» **Supplied information**
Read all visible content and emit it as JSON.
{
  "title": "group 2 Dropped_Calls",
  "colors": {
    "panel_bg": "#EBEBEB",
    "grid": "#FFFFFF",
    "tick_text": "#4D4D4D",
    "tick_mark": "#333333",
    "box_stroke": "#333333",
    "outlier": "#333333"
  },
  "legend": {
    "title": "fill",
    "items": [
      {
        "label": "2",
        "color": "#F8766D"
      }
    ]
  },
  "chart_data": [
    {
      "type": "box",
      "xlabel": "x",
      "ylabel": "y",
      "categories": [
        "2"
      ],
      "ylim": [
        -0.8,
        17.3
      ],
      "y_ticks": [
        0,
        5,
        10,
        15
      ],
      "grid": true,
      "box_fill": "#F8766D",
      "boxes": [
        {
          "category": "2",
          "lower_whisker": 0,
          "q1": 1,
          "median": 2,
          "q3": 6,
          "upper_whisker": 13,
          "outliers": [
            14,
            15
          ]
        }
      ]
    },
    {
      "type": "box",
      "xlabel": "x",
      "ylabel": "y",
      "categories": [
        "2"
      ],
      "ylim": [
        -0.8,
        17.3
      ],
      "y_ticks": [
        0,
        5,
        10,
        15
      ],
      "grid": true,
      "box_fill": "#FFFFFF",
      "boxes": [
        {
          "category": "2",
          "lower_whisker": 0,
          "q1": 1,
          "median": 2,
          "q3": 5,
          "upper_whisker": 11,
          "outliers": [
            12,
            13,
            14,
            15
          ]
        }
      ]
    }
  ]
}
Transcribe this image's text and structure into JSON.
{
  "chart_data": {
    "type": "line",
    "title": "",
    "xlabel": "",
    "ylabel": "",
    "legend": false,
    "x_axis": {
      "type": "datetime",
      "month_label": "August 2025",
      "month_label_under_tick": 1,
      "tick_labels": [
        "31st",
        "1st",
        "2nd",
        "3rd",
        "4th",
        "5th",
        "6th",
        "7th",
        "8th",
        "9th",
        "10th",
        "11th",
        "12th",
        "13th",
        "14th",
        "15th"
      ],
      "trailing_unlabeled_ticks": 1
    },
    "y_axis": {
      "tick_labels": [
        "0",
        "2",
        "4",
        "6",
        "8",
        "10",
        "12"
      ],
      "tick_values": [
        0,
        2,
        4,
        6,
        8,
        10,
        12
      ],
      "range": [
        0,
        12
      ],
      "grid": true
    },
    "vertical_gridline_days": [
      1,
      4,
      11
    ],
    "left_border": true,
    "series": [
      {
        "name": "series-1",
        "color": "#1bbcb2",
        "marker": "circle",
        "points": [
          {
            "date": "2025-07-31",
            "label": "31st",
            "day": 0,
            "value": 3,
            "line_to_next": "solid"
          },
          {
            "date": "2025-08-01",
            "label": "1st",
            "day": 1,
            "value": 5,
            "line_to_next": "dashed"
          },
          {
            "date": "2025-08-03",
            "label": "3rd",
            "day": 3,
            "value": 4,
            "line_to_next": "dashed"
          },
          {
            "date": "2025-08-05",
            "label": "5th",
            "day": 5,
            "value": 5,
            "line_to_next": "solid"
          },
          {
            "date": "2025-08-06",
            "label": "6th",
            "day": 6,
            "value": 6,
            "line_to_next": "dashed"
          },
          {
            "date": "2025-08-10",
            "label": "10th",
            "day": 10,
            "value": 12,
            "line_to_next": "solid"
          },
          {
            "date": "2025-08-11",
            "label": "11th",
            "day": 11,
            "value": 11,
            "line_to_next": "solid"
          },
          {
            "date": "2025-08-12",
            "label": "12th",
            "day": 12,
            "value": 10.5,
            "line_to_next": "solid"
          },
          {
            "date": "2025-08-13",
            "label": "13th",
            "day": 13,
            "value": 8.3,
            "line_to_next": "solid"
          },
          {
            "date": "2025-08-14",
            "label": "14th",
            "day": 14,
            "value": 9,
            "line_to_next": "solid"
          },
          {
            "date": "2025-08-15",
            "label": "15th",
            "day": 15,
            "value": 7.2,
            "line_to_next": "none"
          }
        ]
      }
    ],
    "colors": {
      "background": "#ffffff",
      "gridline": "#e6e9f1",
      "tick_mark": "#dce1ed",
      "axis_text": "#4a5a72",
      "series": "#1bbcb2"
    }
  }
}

» **Task goal**
Copy out every line of the data that includes "title".

» **Exercise result**
  "title": "group 2 Dropped_Calls",
    "title": "fill",
    "title": "",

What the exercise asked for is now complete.